▶ [INSTRUCTION]:
Return all lines in the material below that contain "with".

(Stored data entries)
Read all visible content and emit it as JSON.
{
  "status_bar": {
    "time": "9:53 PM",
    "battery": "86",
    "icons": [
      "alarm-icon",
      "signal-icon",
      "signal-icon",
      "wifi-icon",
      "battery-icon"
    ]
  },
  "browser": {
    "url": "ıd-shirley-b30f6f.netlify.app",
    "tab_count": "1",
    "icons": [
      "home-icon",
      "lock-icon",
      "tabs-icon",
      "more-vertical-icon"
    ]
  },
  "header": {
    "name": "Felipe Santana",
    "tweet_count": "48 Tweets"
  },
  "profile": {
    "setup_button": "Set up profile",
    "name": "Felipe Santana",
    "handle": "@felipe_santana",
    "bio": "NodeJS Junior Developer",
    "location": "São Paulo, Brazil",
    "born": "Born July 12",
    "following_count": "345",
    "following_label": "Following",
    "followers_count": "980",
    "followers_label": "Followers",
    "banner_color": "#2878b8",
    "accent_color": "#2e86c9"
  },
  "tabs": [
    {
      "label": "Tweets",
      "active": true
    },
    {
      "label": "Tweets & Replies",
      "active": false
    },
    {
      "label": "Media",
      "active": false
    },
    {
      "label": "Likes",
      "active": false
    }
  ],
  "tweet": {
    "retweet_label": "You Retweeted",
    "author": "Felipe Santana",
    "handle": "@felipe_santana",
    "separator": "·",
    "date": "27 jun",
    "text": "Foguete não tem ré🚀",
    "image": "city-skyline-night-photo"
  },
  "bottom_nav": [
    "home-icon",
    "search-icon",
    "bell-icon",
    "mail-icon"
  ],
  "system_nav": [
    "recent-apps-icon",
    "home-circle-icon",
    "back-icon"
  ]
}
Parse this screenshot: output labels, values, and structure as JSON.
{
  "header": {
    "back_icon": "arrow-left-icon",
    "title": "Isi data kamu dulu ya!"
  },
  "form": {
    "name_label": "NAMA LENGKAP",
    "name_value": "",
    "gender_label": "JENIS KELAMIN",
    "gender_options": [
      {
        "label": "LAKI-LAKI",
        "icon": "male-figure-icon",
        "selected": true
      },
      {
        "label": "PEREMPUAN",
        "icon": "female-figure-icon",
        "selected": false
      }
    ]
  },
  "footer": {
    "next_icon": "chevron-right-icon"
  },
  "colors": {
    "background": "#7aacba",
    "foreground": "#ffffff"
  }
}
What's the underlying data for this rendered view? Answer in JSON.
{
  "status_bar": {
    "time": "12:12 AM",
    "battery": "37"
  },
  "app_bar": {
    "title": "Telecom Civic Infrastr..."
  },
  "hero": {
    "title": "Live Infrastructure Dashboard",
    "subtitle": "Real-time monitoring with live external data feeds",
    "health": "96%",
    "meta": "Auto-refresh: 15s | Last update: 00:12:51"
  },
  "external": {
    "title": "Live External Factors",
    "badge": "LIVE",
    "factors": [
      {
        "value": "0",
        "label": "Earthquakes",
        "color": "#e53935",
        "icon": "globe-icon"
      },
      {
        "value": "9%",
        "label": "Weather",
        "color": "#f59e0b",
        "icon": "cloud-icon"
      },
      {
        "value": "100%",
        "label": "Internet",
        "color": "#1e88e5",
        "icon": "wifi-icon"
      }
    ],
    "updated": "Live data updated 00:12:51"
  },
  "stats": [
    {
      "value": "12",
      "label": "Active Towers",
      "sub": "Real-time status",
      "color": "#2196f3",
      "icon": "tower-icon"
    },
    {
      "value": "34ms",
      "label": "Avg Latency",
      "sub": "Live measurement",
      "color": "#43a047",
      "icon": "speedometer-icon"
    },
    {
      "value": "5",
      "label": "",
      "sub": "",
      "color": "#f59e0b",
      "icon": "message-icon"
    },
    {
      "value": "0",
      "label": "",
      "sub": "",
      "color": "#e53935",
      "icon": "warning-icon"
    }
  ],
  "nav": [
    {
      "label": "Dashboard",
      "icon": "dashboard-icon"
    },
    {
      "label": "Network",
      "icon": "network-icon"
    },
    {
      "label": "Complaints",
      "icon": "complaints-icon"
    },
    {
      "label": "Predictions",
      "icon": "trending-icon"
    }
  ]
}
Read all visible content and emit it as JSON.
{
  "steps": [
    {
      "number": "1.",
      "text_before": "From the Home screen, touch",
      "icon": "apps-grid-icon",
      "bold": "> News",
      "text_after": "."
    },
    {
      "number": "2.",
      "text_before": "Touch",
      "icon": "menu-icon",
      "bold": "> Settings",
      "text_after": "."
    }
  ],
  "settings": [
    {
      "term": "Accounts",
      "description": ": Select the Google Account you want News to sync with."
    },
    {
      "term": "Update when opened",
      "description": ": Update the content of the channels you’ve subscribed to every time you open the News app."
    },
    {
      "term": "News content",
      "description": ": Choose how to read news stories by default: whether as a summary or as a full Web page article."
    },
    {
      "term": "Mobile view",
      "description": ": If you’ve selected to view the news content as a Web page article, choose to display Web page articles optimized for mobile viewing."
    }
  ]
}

▶ [EXERCISE ANSWER]:
    "subtitle": "Real-time monitoring with live external data feeds",
      "description": ": Select the Google Account you want News to sync with."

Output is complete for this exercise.